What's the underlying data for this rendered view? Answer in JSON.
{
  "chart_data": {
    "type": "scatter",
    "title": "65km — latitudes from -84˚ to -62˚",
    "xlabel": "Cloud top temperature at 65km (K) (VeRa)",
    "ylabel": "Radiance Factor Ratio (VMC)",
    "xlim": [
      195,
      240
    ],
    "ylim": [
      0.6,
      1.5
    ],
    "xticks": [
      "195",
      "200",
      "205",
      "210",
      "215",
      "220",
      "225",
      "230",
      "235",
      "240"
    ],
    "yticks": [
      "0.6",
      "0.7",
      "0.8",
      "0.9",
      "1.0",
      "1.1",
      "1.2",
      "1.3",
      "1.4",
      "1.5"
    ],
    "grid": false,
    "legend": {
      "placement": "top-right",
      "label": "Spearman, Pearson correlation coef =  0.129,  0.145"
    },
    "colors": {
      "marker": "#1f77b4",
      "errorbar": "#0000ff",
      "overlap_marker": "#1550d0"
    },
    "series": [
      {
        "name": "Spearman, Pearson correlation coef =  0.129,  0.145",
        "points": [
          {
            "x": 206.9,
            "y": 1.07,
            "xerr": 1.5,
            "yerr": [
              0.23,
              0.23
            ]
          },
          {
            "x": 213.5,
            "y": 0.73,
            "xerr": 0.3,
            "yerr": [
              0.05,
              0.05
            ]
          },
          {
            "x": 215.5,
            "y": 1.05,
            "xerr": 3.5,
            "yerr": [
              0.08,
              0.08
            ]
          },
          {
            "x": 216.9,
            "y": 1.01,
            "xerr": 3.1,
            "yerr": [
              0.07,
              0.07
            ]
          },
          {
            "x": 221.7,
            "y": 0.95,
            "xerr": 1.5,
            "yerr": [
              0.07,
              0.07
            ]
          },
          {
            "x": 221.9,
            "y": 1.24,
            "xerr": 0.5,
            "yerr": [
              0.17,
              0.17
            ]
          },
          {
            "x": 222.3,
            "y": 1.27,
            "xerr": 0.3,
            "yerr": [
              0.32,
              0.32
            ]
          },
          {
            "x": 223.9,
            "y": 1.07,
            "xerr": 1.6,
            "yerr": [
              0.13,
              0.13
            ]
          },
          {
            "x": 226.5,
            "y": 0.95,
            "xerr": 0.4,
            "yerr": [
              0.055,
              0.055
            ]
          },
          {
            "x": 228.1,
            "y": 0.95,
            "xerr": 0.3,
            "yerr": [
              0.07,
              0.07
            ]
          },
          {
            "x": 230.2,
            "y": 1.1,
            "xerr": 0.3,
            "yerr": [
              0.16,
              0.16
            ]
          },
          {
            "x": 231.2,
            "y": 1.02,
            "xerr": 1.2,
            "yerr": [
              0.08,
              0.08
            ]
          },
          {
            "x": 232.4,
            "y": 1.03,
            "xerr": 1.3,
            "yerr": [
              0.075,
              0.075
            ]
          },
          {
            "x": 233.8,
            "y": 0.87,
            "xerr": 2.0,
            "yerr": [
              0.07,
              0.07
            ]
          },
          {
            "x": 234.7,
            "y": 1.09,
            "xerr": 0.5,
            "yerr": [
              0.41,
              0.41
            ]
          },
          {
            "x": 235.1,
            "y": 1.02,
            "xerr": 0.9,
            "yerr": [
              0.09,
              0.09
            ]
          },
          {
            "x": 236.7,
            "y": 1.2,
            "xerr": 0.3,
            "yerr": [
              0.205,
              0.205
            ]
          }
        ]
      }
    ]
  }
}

◆ TASK DIRECTIONS: Above are some records; repeat all of them exactly.

◆ THE COMPLETED TASK:
What's the underlying data for this rendered view? Answer in JSON.
{
  "chart_data": {
    "type": "scatter",
    "title": "65km — latitudes from -84˚ to -62˚",
    "xlabel": "Cloud top temperature at 65km (K) (VeRa)",
    "ylabel": "Radiance Factor Ratio (VMC)",
    "xlim": [
      195,
      240
    ],
    "ylim": [
      0.6,
      1.5
    ],
    "xticks": [
      "195",
      "200",
      "205",
      "210",
      "215",
      "220",
      "225",
      "230",
      "235",
      "240"
    ],
    "yticks": [
      "0.6",
      "0.7",
      "0.8",
      "0.9",
      "1.0",
      "1.1",
      "1.2",
      "1.3",
      "1.4",
      "1.5"
    ],
    "grid": false,
    "legend": {
      "placement": "top-right",
      "label": "Spearman, Pearson correlation coef =  0.129,  0.145"
    },
    "colors": {
      "marker": "#1f77b4",
      "errorbar": "#0000ff",
      "overlap_marker": "#1550d0"
    },
    "series": [
      {
        "name": "Spearman, Pearson correlation coef =  0.129,  0.145",
        "points": [
          {
            "x": 206.9,
            "y": 1.07,
            "xerr": 1.5,
            "yerr": [
              0.23,
              0.23
            ]
          },
          {
            "x": 213.5,
            "y": 0.73,
            "xerr": 0.3,
            "yerr": [
              0.05,
              0.05
            ]
          },
          {
            "x": 215.5,
            "y": 1.05,
            "xerr": 3.5,
            "yerr": [
              0.08,
              0.08
            ]
          },
          {
            "x": 216.9,
            "y": 1.01,
            "xerr": 3.1,
            "yerr": [
              0.07,
              0.07
            ]
          },
          {
            "x": 221.7,
            "y": 0.95,
            "xerr": 1.5,
            "yerr": [
              0.07,
              0.07
            ]
          },
          {
            "x": 221.9,
            "y": 1.24,
            "xerr": 0.5,
            "yerr": [
              0.17,
              0.17
            ]
          },
          {
            "x": 222.3,
            "y": 1.27,
            "xerr": 0.3,
            "yerr": [
              0.32,
              0.32
            ]
          },
          {
            "x": 223.9,
            "y": 1.07,
            "xerr": 1.6,
            "yerr": [
              0.13,
              0.13
            ]
          },
          {
            "x": 226.5,
            "y": 0.95,
            "xerr": 0.4,
            "yerr": [
              0.055,
              0.055
            ]
          },
          {
            "x": 228.1,
            "y": 0.95,
            "xerr": 0.3,
            "yerr": [
              0.07,
              0.07
            ]
          },
          {
            "x": 230.2,
            "y": 1.1,
            "xerr": 0.3,
            "yerr": [
              0.16,
              0.16
            ]
          },
          {
            "x": 231.2,
            "y": 1.02,
            "xerr": 1.2,
            "yerr": [
              0.08,
              0.08
            ]
          },
          {
            "x": 232.4,
            "y": 1.03,
            "xerr": 1.3,
            "yerr": [
              0.075,
              0.075
            ]
          },
          {
            "x": 233.8,
            "y": 0.87,
            "xerr": 2.0,
            "yerr": [
              0.07,
              0.07
            ]
          },
          {
            "x": 234.7,
            "y": 1.09,
            "xerr": 0.5,
            "yerr": [
              0.41,
              0.41
            ]
          },
          {
            "x": 235.1,
            "y": 1.02,
            "xerr": 0.9,
            "yerr": [
              0.09,
              0.09
            ]
          },
          {
            "x": 236.7,
            "y": 1.2,
            "xerr": 0.3,
            "yerr": [
              0.205,
              0.205
            ]
          }
        ]
      }
    ]
  }
}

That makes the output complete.